→ **RECORDS FOR THE EXERCISE**:
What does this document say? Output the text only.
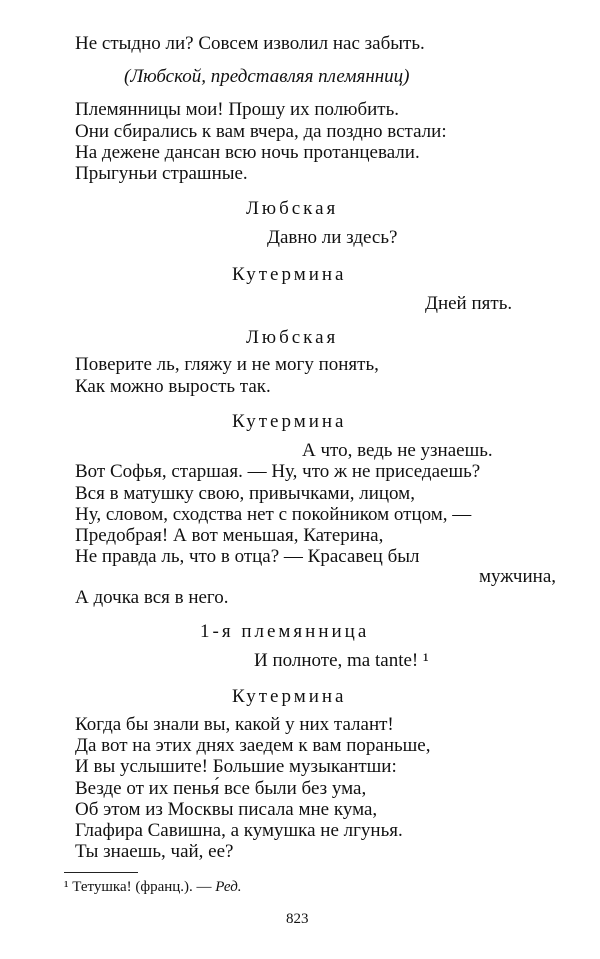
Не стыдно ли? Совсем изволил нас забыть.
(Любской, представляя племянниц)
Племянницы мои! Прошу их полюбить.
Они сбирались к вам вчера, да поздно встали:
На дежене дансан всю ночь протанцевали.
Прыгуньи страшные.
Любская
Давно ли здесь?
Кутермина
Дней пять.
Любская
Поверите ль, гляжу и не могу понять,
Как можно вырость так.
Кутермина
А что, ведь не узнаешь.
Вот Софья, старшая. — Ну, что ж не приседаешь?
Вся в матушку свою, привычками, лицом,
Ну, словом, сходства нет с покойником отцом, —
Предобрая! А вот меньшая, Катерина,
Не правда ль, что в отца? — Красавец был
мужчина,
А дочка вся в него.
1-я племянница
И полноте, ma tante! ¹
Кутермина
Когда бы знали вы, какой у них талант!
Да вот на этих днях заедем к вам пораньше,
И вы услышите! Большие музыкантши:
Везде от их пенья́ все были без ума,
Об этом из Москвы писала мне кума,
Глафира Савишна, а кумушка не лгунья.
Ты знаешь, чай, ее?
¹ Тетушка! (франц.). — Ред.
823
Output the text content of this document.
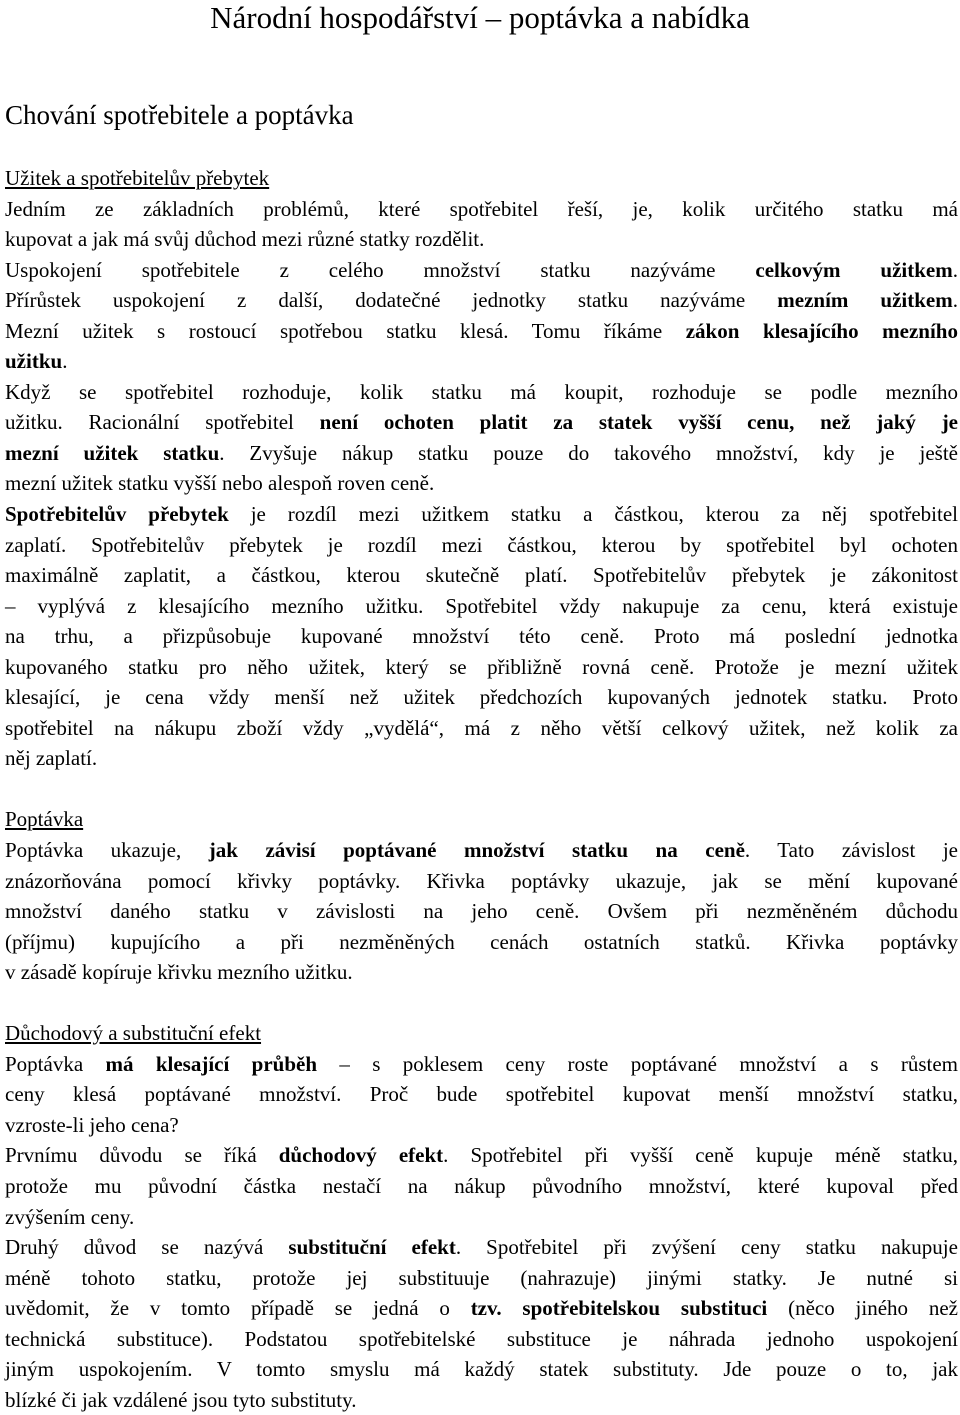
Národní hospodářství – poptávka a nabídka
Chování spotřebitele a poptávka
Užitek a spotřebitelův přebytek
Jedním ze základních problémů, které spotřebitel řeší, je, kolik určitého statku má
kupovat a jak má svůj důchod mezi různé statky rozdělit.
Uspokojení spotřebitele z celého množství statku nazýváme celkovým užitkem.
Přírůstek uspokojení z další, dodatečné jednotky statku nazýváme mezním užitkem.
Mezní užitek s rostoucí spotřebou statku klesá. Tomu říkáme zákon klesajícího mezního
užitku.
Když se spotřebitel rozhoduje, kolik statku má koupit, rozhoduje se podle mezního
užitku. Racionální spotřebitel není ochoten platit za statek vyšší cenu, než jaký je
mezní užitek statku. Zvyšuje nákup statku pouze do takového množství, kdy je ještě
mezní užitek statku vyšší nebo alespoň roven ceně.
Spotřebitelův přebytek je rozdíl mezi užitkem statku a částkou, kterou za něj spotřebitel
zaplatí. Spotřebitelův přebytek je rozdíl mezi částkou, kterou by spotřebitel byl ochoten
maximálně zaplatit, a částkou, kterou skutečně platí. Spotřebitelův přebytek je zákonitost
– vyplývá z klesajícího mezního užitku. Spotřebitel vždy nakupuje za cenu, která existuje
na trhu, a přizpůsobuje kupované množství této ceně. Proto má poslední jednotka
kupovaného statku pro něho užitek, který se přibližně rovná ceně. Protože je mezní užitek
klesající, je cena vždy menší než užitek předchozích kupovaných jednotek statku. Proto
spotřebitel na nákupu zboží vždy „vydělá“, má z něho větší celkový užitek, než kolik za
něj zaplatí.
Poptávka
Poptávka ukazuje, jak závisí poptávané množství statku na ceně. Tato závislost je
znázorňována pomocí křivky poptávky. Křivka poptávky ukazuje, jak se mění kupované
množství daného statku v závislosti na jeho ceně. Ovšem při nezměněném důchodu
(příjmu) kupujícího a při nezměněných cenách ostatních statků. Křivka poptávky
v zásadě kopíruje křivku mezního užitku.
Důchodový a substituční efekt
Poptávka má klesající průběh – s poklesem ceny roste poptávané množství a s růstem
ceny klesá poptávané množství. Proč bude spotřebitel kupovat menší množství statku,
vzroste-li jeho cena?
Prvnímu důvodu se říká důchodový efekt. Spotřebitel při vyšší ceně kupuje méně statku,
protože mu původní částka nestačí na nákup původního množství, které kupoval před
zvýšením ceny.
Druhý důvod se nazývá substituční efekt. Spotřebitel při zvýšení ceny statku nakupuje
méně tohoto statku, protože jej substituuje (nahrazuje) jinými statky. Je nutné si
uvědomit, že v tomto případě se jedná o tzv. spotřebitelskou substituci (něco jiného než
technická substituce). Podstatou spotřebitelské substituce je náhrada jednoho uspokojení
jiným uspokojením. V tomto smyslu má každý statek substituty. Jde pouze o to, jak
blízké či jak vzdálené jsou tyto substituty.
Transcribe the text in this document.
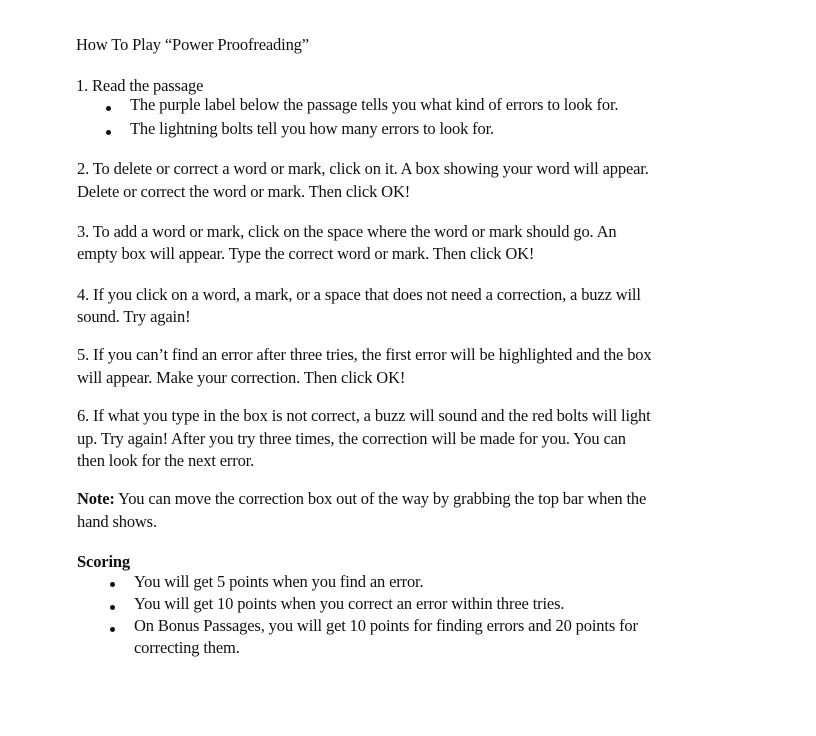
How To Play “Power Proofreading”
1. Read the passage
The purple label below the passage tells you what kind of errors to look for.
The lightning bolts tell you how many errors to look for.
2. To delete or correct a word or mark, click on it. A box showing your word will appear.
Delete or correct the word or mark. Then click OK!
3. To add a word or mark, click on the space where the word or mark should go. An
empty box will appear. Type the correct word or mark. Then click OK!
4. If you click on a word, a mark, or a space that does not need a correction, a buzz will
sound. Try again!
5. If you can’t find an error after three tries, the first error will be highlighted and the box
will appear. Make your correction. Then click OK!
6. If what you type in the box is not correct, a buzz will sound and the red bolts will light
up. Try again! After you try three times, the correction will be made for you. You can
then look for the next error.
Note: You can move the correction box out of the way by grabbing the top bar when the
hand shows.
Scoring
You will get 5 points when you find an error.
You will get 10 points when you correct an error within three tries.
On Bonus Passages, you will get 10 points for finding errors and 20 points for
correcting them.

→ **STATED GOAL**: In the entries above, find each line with the word "bolts" and show it.

→ **EXPECTED ANSWER**:
The lightning bolts tell you how many errors to look for.
6. If what you type in the box is not correct, a buzz will sound and the red bolts will light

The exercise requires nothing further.